* [Input for this task]
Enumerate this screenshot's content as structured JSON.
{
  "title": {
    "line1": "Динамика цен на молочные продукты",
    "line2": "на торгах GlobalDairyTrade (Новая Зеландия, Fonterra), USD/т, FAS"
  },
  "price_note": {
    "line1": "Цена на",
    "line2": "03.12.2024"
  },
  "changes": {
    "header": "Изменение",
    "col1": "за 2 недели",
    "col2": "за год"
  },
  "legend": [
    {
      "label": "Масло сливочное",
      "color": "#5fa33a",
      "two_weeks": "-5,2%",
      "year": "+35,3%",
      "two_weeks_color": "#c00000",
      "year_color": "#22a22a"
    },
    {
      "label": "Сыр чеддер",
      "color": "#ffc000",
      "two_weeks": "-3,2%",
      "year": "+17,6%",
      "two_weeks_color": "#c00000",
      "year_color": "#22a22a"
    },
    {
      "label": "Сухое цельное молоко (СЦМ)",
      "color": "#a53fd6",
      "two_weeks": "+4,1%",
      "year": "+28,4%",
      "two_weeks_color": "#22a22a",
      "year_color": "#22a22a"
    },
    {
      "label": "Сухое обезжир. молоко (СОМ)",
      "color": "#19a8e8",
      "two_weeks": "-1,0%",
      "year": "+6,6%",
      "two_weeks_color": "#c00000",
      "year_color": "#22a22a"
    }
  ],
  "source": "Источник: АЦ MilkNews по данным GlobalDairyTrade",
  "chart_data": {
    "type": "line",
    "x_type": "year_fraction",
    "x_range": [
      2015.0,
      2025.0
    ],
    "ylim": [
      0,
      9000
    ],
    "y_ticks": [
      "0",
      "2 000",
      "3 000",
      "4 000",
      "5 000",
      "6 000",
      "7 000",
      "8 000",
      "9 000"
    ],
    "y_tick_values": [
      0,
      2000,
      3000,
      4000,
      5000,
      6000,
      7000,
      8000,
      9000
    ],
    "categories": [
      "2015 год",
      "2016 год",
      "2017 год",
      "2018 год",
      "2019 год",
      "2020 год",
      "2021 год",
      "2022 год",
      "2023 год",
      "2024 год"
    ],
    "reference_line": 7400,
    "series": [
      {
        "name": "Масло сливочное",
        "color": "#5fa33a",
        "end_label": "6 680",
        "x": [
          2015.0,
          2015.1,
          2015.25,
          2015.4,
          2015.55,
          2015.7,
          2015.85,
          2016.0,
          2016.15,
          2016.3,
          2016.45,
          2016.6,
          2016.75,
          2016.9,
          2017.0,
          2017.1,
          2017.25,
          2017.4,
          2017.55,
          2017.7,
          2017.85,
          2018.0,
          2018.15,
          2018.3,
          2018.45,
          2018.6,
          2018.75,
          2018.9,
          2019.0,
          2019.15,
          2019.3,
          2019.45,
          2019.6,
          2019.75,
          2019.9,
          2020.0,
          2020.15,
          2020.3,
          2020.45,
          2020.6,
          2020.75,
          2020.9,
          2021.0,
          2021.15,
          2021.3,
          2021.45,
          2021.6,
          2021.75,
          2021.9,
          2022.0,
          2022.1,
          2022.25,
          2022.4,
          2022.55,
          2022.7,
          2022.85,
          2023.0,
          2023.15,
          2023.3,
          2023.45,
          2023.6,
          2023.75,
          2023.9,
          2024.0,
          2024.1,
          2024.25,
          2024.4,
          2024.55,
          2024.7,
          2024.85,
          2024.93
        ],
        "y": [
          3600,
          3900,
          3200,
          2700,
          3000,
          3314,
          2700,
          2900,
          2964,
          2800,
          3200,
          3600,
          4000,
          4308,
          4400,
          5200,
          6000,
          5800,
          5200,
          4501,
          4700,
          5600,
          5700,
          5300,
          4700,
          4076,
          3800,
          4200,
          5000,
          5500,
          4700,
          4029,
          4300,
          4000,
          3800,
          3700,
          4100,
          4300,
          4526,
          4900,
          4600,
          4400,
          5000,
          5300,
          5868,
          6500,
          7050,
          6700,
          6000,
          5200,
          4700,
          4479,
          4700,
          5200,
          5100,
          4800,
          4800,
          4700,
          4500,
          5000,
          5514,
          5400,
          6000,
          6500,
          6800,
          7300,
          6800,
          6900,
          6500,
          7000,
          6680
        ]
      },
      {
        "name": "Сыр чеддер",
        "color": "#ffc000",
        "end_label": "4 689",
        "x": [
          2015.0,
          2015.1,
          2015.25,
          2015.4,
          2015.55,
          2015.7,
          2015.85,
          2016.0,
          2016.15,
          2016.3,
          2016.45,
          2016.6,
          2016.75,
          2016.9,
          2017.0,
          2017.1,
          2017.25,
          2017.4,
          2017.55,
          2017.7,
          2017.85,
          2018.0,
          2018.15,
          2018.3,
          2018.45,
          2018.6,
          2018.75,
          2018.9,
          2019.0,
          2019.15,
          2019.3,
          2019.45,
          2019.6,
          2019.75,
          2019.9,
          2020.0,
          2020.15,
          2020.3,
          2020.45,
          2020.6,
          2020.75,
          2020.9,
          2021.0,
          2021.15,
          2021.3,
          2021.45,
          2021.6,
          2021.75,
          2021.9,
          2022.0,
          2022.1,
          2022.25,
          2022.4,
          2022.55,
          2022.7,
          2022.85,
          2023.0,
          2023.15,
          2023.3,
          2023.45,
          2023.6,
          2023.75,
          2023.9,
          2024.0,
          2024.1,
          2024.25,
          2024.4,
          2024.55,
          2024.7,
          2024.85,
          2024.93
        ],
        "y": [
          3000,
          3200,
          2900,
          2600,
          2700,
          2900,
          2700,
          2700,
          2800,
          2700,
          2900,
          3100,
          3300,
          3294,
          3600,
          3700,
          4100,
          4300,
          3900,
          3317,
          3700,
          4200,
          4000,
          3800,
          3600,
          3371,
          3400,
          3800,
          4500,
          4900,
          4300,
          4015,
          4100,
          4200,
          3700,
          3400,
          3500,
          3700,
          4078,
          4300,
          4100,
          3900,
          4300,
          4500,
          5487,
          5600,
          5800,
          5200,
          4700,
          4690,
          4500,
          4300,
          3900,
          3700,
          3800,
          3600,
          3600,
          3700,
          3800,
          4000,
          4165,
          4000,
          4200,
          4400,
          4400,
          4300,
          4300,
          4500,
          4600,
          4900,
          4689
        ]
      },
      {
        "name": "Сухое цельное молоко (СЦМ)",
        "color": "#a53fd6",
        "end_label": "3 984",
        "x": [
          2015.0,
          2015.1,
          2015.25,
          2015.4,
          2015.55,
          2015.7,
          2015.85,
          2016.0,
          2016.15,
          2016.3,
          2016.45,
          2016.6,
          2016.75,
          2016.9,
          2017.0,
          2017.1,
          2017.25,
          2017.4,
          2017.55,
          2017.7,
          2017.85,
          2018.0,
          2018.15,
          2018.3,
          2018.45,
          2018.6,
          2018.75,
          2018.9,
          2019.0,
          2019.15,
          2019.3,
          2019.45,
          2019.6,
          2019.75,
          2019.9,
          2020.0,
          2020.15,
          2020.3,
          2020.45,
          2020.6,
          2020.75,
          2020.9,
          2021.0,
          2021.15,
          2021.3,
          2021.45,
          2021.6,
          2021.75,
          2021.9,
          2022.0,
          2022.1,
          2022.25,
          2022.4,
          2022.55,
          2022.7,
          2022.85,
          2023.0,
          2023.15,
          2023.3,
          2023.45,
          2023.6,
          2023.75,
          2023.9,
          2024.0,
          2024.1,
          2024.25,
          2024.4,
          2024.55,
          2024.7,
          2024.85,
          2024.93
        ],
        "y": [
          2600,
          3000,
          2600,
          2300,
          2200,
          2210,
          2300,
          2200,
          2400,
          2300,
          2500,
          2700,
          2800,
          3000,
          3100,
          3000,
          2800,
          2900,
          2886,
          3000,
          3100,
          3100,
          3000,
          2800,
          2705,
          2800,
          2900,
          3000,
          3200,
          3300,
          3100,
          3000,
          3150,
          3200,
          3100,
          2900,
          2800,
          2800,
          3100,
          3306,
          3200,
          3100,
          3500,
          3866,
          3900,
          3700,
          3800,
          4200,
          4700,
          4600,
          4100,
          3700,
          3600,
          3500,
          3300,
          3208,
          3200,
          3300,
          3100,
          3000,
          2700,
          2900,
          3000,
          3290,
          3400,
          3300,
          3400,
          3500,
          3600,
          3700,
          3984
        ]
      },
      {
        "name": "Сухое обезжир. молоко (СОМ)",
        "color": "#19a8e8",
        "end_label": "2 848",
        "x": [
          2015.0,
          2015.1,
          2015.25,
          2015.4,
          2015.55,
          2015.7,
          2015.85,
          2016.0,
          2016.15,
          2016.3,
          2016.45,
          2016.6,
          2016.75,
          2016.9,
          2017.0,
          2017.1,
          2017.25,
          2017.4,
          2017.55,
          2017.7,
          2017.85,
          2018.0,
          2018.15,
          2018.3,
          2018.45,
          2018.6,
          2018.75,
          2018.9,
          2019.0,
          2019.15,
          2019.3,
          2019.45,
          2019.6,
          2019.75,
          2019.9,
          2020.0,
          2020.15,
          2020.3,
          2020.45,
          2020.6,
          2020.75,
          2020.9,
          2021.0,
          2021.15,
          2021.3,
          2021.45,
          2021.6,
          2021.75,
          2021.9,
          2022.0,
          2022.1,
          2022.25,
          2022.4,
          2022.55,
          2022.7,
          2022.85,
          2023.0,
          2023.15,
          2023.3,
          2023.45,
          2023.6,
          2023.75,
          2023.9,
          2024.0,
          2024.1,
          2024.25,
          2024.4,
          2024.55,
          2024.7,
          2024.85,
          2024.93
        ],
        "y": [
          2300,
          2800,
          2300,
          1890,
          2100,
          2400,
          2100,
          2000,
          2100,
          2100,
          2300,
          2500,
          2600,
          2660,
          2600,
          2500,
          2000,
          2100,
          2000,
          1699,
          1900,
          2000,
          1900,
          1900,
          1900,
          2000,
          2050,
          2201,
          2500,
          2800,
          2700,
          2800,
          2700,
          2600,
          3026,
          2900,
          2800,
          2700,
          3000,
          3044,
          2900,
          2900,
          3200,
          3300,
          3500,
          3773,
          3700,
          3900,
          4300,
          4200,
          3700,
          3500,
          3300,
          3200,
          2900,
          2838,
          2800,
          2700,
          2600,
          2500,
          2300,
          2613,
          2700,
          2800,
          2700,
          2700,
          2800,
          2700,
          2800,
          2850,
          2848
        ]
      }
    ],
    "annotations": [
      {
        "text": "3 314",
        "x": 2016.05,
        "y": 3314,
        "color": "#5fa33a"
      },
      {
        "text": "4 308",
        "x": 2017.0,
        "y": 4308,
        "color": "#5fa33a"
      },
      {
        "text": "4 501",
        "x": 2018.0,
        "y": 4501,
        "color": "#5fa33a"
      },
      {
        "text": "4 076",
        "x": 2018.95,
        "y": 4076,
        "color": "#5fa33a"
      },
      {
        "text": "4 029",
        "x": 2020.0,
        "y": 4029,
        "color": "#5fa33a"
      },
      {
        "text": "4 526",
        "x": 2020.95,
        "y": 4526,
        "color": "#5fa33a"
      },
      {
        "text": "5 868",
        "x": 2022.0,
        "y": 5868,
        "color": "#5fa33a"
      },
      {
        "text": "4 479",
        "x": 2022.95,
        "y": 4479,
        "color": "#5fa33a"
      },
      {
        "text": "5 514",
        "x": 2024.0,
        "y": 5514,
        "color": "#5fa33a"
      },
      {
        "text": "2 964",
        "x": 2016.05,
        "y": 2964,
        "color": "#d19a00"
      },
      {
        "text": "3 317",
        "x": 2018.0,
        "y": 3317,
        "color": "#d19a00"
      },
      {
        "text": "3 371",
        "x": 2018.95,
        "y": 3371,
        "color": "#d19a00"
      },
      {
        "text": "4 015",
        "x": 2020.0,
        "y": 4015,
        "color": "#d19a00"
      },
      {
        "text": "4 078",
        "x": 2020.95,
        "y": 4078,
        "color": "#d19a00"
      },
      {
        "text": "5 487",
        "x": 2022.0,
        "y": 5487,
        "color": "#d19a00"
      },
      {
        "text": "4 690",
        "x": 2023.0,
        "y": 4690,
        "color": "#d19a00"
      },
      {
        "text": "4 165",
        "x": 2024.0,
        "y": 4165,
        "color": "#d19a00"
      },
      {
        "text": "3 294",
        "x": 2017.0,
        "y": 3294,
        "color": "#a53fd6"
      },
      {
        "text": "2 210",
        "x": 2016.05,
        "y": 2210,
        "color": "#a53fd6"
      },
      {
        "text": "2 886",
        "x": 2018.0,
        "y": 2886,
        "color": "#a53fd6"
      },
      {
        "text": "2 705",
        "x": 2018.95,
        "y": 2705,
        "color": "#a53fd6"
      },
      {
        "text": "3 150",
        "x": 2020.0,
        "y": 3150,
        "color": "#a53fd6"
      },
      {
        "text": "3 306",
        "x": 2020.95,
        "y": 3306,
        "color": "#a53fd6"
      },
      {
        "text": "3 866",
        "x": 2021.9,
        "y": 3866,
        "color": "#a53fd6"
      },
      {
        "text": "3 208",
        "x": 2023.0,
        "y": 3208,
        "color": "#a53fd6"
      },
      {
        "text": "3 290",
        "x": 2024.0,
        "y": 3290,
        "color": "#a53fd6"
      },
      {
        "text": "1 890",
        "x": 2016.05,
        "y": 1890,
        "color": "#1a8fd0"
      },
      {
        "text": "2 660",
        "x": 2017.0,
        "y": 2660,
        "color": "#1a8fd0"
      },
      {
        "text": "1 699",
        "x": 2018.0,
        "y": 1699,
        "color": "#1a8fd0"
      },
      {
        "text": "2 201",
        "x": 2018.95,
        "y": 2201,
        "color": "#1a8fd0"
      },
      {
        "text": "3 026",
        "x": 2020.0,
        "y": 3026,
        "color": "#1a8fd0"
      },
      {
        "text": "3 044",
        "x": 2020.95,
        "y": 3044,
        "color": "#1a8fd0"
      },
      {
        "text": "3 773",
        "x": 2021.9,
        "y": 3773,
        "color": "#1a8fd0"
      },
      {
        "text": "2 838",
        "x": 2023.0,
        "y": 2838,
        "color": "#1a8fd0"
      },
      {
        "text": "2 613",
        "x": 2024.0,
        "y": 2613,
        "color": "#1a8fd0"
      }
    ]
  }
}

* [Goal] From the records above, pull out each line that has "Масло".

* [Solution]
      "label": "Масло сливочное",
        "name": "Масло сливочное",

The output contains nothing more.